▸ TASK TO COMPLETE
Which lines in the records below contain the word "icon"? Copy each of them.

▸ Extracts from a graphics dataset

__________

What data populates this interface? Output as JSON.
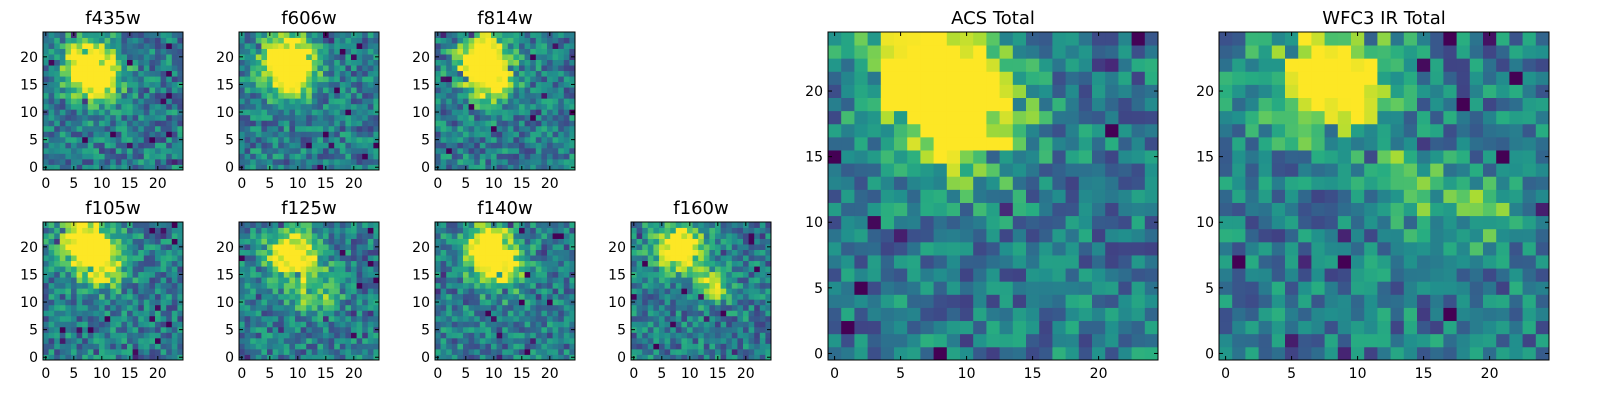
{
  "chart_data": {
    "type": "heatmap",
    "colormap": "viridis",
    "panels": [
      {
        "id": "f435w",
        "title": "f435w",
        "xlim": [
          0,
          24
        ],
        "ylim": [
          0,
          24
        ],
        "xticks": [
          0,
          5,
          10,
          15,
          20
        ],
        "yticks": [
          0,
          5,
          10,
          15,
          20
        ],
        "source_peaks": [
          [
            8,
            19,
            0.75,
            3
          ],
          [
            9,
            16,
            0.6,
            3
          ]
        ],
        "missing_corner": false
      },
      {
        "id": "f606w",
        "title": "f606w",
        "xlim": [
          0,
          24
        ],
        "ylim": [
          0,
          24
        ],
        "xticks": [
          0,
          5,
          10,
          15,
          20
        ],
        "yticks": [
          0,
          5,
          10,
          15,
          20
        ],
        "source_peaks": [
          [
            8,
            20,
            0.8,
            3
          ],
          [
            9,
            16,
            0.6,
            3
          ]
        ],
        "missing_corner": false
      },
      {
        "id": "f814w",
        "title": "f814w",
        "xlim": [
          0,
          24
        ],
        "ylim": [
          0,
          24
        ],
        "xticks": [
          0,
          5,
          10,
          15,
          20
        ],
        "yticks": [
          0,
          5,
          10,
          15,
          20
        ],
        "source_peaks": [
          [
            8,
            20,
            0.8,
            3
          ],
          [
            9,
            16,
            0.6,
            3
          ]
        ],
        "missing_corner": false
      },
      {
        "id": "f105w",
        "title": "f105w",
        "xlim": [
          0,
          24
        ],
        "ylim": [
          0,
          24
        ],
        "xticks": [
          0,
          5,
          10,
          15,
          20
        ],
        "yticks": [
          0,
          5,
          10,
          15,
          20
        ],
        "source_peaks": [
          [
            7,
            21,
            0.8,
            3
          ],
          [
            10,
            17,
            0.6,
            3
          ]
        ],
        "missing_corner": true
      },
      {
        "id": "f125w",
        "title": "f125w",
        "xlim": [
          0,
          24
        ],
        "ylim": [
          0,
          24
        ],
        "xticks": [
          0,
          5,
          10,
          15,
          20
        ],
        "yticks": [
          0,
          5,
          10,
          15,
          20
        ],
        "source_peaks": [
          [
            9,
            19,
            0.8,
            3
          ],
          [
            13,
            12,
            0.4,
            3
          ]
        ],
        "missing_corner": true
      },
      {
        "id": "f140w",
        "title": "f140w",
        "xlim": [
          0,
          24
        ],
        "ylim": [
          0,
          24
        ],
        "xticks": [
          0,
          5,
          10,
          15,
          20
        ],
        "yticks": [
          0,
          5,
          10,
          15,
          20
        ],
        "source_peaks": [
          [
            9,
            20,
            0.8,
            3
          ],
          [
            11,
            16,
            0.5,
            3
          ]
        ],
        "missing_corner": true
      },
      {
        "id": "f160w",
        "title": "f160w",
        "xlim": [
          0,
          24
        ],
        "ylim": [
          0,
          24
        ],
        "xticks": [
          0,
          5,
          10,
          15,
          20
        ],
        "yticks": [
          0,
          5,
          10,
          15,
          20
        ],
        "source_peaks": [
          [
            8,
            20,
            0.8,
            3
          ],
          [
            14,
            13,
            0.6,
            2
          ]
        ],
        "missing_corner": true
      },
      {
        "id": "acs-total",
        "title": "ACS Total",
        "xlim": [
          0,
          24
        ],
        "ylim": [
          0,
          24
        ],
        "xticks": [
          0,
          5,
          10,
          15,
          20
        ],
        "yticks": [
          0,
          5,
          10,
          15,
          20
        ],
        "source_peaks": [
          [
            7,
            22,
            0.8,
            3
          ],
          [
            10,
            18,
            0.8,
            3
          ]
        ],
        "missing_corner": false
      },
      {
        "id": "wfc3-ir-total",
        "title": "WFC3 IR Total",
        "xlim": [
          0,
          24
        ],
        "ylim": [
          0,
          24
        ],
        "xticks": [
          0,
          5,
          10,
          15,
          20
        ],
        "yticks": [
          0,
          5,
          10,
          15,
          20
        ],
        "source_peaks": [
          [
            8,
            21,
            0.9,
            3
          ],
          [
            14,
            13,
            0.4,
            2
          ],
          [
            20,
            11,
            0.3,
            2
          ]
        ],
        "missing_corner": true
      }
    ]
  }
}
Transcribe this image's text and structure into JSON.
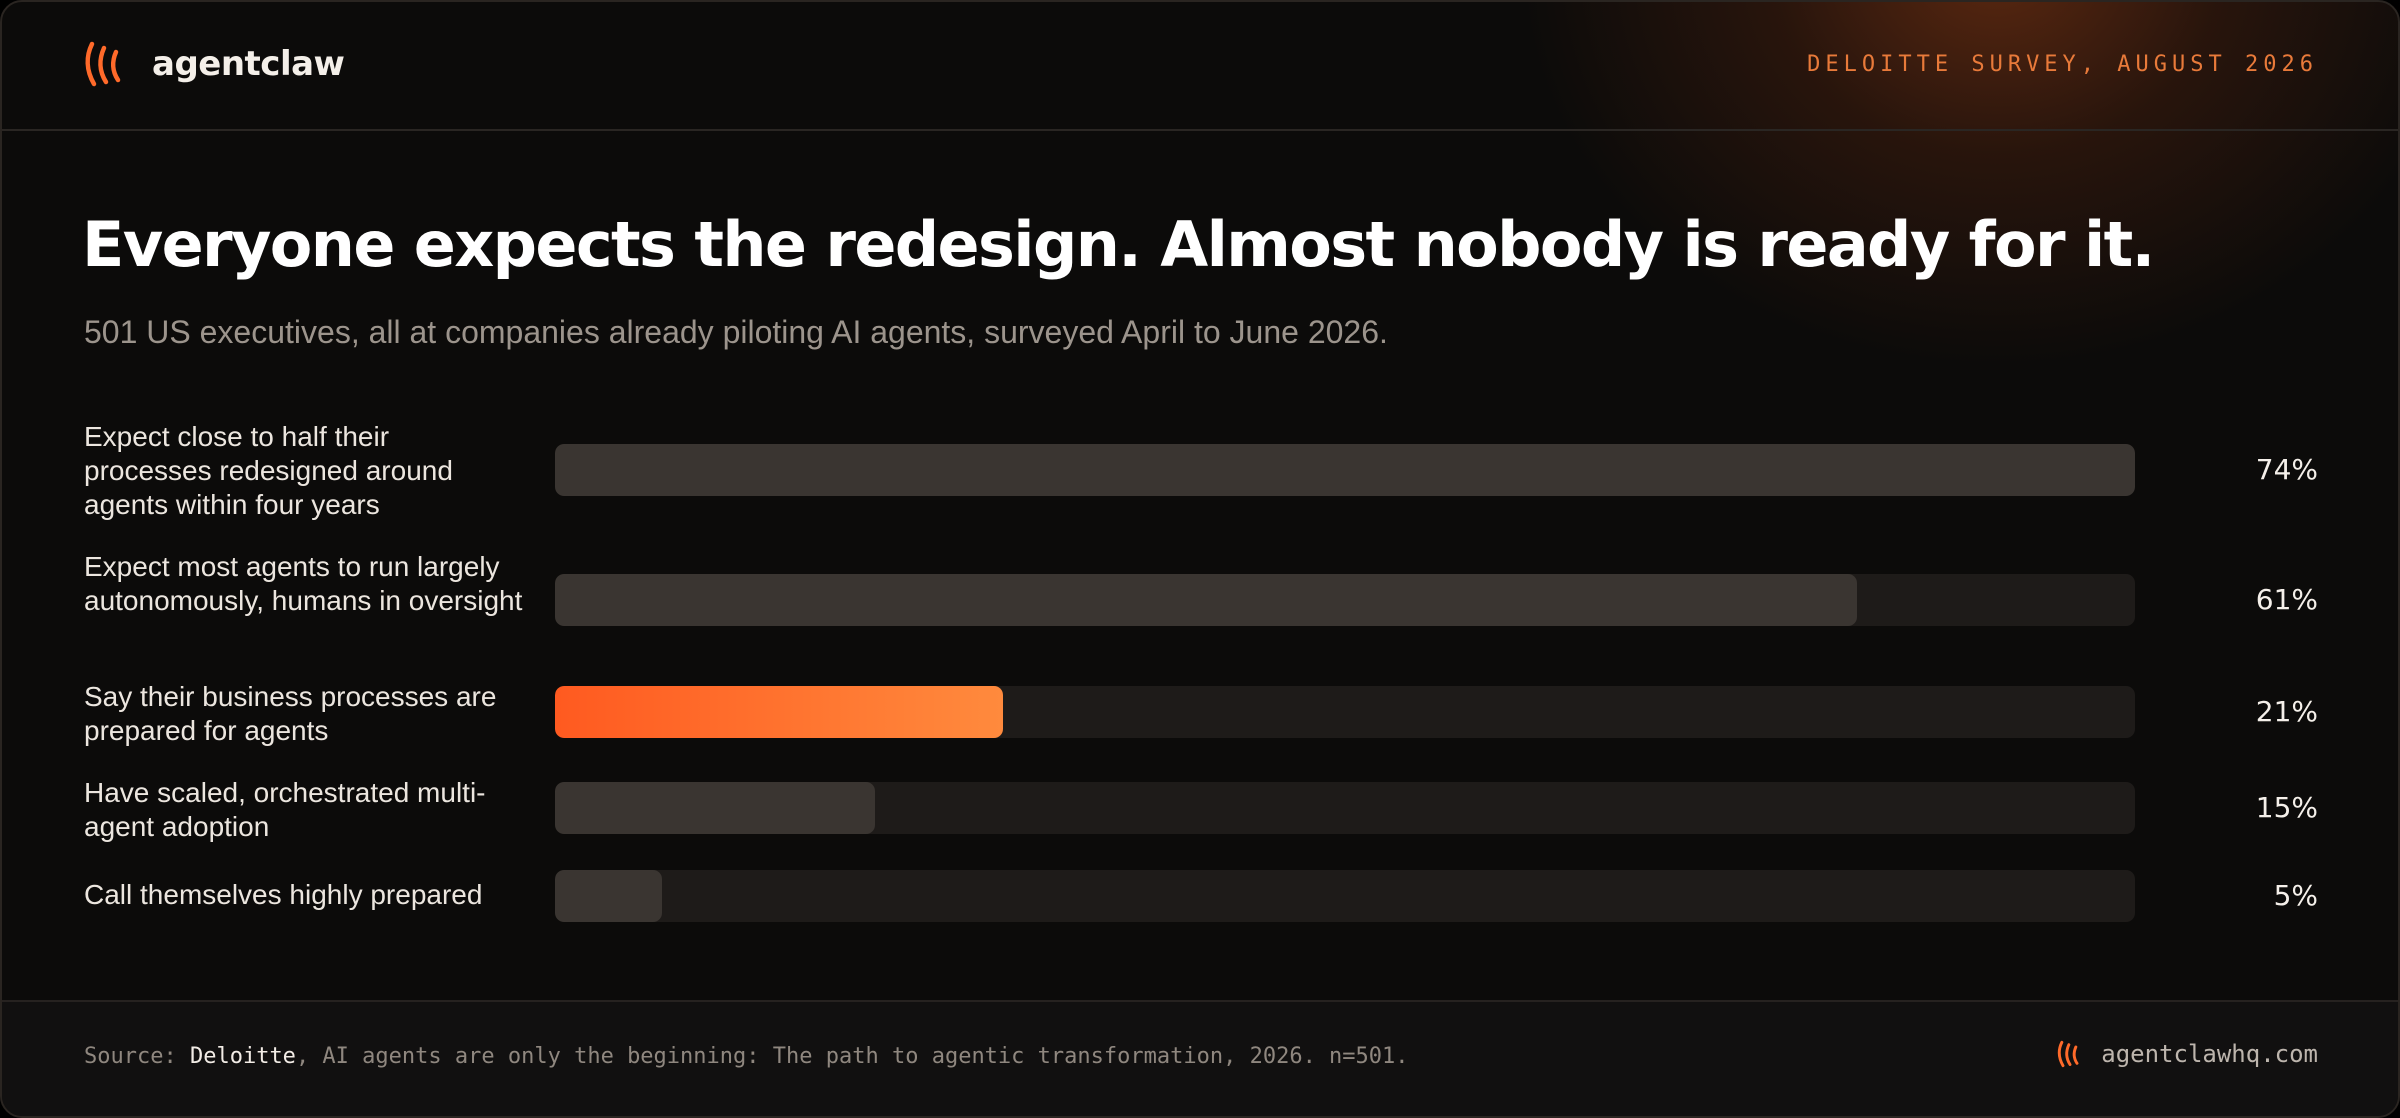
{
  "brand": {
    "name": "agentclaw",
    "logo_icon": "claw-marks-icon",
    "accent_color": "#ff6a2a"
  },
  "kicker": "DELOITTE SURVEY, AUGUST 2026",
  "headline": "Everyone expects the redesign. Almost nobody is ready for it.",
  "subtitle": "501 US executives, all at companies already piloting AI agents, surveyed April to June 2026.",
  "chart_data": {
    "type": "bar",
    "orientation": "horizontal",
    "title": "",
    "xlabel": "",
    "ylabel": "",
    "xlim": [
      0,
      74
    ],
    "grid": false,
    "categories": [
      "Expect close to half their processes redesigned around agents within four years",
      "Expect most agents to run largely autonomously, humans in oversight",
      "Say their business processes are prepared for agents",
      "Have scaled, orchestrated multi-agent adoption",
      "Call themselves highly prepared"
    ],
    "values": [
      74,
      61,
      21,
      15,
      5
    ],
    "value_labels": [
      "74%",
      "61%",
      "21%",
      "15%",
      "5%"
    ],
    "highlight_index": 2,
    "colors": {
      "bar": "#3a3531",
      "track": "#1e1b19",
      "highlight_start": "#ff5a20",
      "highlight_end": "#ff8a3d"
    }
  },
  "footer": {
    "source_prefix": "Source: ",
    "source_org": "Deloitte",
    "source_rest": ", AI agents are only the beginning: The path to agentic transformation, 2026. n=501.",
    "url": "agentclawhq.com",
    "logo_icon": "claw-marks-icon"
  }
}
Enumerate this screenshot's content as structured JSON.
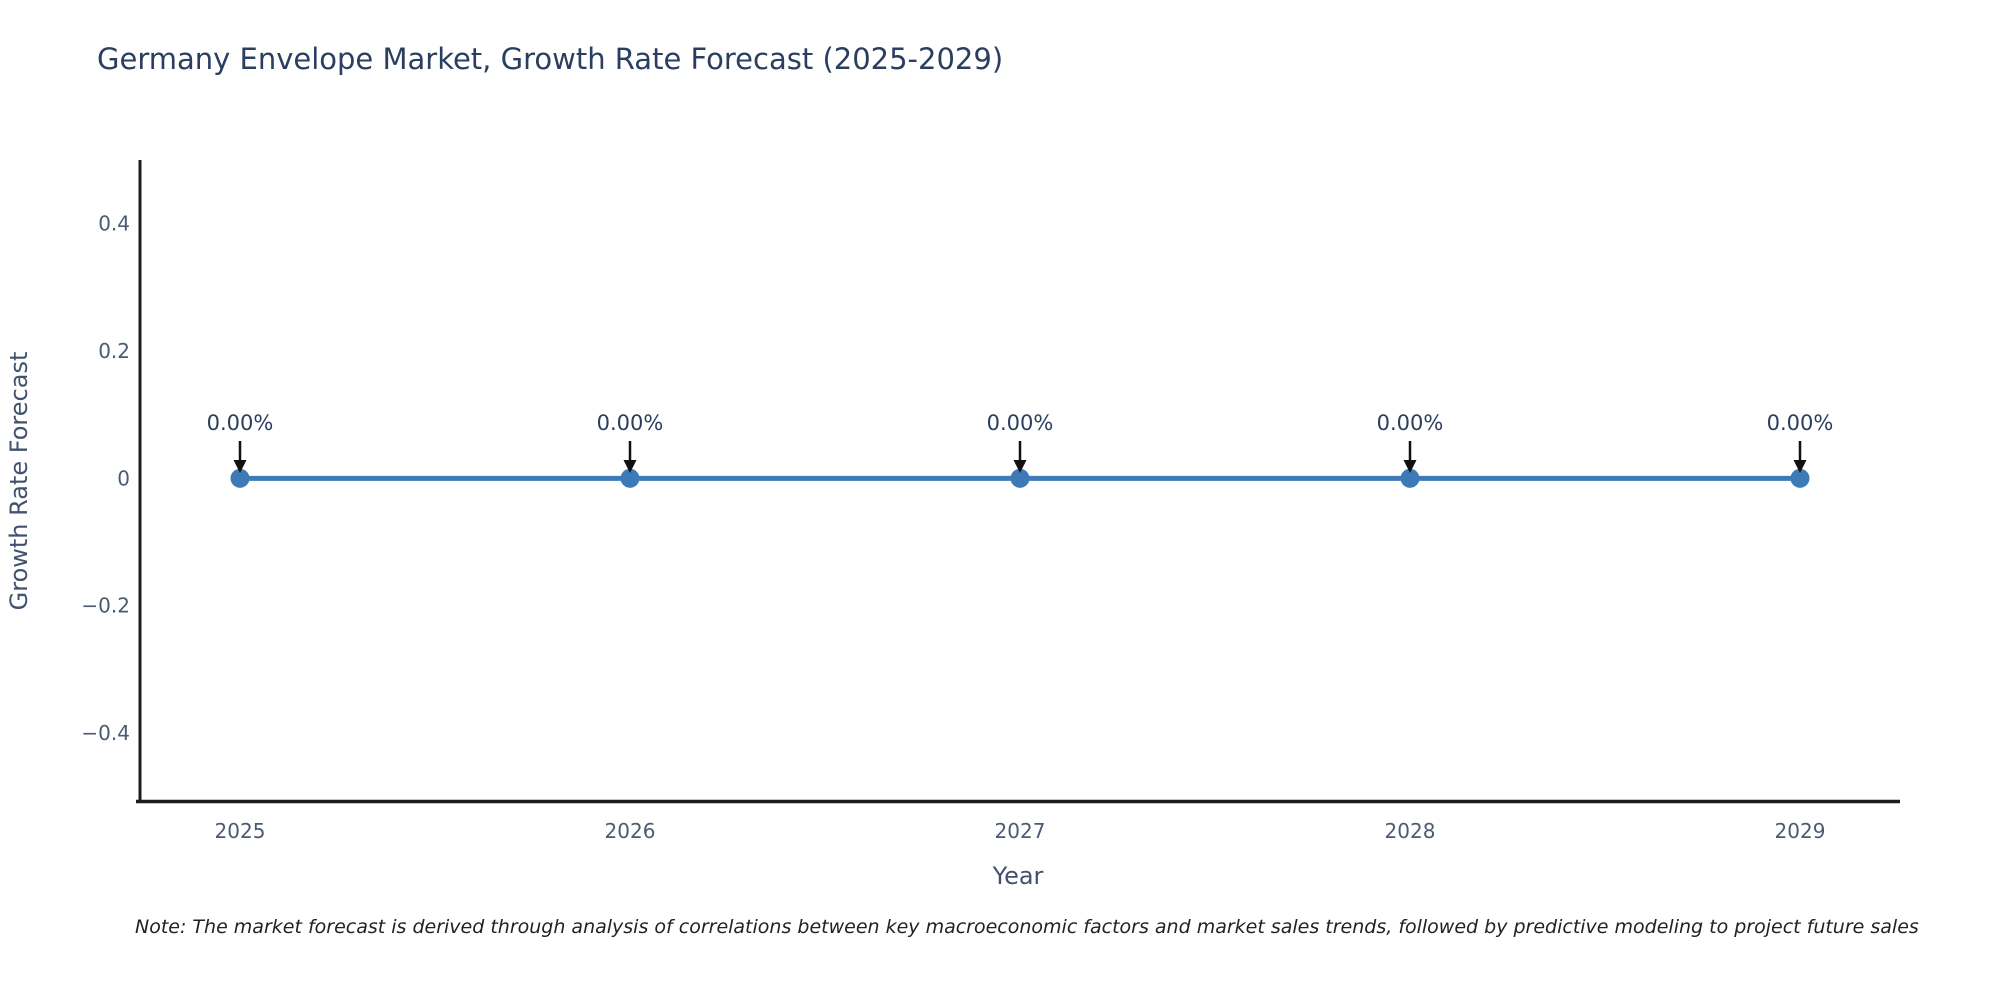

__________

▸ THE RESULT
    "logo_icon": "claw-marks-icon",
    "logo_icon": "claw-marks-icon"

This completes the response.